>> START

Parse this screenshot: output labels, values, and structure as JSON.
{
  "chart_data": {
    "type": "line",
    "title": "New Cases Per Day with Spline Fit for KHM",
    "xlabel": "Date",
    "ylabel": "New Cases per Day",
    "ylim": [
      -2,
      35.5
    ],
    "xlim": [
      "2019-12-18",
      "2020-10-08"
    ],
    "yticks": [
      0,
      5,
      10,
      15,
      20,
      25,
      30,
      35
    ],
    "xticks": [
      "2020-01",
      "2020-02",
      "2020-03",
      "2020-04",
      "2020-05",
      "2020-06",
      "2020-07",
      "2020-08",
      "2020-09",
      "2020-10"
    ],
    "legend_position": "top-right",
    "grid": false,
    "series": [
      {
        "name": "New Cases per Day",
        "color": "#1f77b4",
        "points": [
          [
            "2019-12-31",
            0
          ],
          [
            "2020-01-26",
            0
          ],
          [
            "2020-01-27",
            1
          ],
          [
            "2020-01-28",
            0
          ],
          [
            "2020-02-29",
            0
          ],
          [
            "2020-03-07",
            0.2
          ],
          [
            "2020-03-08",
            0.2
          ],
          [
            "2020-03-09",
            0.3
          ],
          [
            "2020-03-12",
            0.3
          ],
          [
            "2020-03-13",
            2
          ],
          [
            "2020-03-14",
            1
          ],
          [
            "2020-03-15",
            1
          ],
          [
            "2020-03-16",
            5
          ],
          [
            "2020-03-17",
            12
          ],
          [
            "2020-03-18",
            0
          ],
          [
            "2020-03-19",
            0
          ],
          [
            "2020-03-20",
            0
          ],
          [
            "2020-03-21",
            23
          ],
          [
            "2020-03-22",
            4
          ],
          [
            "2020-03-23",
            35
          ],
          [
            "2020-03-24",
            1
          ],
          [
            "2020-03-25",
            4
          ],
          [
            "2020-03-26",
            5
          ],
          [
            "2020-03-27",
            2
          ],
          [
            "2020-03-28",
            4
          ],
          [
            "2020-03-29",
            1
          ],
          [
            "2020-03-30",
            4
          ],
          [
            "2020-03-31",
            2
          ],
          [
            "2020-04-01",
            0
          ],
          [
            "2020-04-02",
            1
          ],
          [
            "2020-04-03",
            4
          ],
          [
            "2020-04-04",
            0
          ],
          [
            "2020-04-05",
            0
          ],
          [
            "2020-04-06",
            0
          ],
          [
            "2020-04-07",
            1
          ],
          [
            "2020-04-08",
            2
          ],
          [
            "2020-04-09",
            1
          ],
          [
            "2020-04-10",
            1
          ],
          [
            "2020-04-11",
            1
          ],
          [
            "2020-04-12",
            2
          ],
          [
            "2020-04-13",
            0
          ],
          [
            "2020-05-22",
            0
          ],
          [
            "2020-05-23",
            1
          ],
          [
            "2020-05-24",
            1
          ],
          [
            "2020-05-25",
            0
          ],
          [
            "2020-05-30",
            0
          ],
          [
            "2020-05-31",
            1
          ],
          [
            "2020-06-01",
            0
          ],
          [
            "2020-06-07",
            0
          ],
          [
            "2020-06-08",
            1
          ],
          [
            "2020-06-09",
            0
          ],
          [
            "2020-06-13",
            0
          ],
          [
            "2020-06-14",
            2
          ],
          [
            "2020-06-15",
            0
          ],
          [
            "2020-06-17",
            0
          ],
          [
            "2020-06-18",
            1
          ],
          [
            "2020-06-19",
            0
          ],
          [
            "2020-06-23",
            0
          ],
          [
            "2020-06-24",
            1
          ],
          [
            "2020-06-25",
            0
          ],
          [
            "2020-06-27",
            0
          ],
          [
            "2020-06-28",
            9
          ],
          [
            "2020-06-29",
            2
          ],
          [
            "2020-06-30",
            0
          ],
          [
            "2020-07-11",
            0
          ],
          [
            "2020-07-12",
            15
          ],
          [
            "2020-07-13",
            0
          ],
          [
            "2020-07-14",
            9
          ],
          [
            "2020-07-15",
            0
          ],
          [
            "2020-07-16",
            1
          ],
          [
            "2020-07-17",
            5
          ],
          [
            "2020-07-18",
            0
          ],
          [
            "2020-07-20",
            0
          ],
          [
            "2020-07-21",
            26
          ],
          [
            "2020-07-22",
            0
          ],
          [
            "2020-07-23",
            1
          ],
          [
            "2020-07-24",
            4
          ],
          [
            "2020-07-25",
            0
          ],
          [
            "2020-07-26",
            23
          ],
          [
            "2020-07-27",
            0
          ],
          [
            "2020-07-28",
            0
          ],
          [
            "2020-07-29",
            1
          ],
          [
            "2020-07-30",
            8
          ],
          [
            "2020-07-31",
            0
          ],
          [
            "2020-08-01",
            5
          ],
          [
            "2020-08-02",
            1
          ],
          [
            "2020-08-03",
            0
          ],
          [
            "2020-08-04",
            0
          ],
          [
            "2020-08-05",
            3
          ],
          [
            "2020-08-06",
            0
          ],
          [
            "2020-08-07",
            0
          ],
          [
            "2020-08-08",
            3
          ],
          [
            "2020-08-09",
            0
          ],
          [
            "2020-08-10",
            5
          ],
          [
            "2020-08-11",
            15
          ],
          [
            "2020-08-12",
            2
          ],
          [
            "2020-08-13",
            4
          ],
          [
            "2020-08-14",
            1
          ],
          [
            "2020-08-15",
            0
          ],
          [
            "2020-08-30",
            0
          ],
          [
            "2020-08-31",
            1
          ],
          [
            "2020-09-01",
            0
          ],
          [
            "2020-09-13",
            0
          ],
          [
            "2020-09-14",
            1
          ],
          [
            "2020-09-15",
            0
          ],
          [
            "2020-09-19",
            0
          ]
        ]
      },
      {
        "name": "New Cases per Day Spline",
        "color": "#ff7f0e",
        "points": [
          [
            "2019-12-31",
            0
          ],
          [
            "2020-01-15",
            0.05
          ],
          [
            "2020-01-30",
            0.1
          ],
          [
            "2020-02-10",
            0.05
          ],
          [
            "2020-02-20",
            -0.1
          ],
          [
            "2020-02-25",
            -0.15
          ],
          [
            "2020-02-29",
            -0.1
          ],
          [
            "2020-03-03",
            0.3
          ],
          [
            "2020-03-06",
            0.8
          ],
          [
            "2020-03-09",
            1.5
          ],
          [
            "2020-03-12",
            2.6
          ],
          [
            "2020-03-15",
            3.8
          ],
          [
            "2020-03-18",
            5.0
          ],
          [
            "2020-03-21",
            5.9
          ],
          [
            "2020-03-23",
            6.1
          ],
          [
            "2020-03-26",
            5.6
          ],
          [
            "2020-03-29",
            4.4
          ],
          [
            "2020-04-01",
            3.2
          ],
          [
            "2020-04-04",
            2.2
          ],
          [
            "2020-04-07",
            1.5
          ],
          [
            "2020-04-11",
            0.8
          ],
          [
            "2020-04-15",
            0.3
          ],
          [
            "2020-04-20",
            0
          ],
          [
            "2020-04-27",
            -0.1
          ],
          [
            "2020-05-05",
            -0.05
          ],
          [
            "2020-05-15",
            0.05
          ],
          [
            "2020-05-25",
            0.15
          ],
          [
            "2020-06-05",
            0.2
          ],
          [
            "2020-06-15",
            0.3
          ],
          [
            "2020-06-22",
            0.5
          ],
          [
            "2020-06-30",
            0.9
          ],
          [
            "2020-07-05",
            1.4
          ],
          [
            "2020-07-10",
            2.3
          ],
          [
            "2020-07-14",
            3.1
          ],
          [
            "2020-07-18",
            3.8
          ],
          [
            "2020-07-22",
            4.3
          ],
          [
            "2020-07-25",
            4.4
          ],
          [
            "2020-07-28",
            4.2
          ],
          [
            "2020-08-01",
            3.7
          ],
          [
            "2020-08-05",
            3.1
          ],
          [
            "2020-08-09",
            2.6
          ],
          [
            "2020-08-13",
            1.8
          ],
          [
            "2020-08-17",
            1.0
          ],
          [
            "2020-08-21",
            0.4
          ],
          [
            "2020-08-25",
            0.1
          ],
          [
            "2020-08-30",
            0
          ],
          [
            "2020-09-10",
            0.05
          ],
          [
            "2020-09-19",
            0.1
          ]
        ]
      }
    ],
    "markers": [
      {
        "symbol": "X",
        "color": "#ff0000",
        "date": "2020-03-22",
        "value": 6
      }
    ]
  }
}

>> END

» EXERCISE REQUIREMENTS: Reply with the number of lines in the material above that contain "Spline", and nothing more.

» RESULT: 2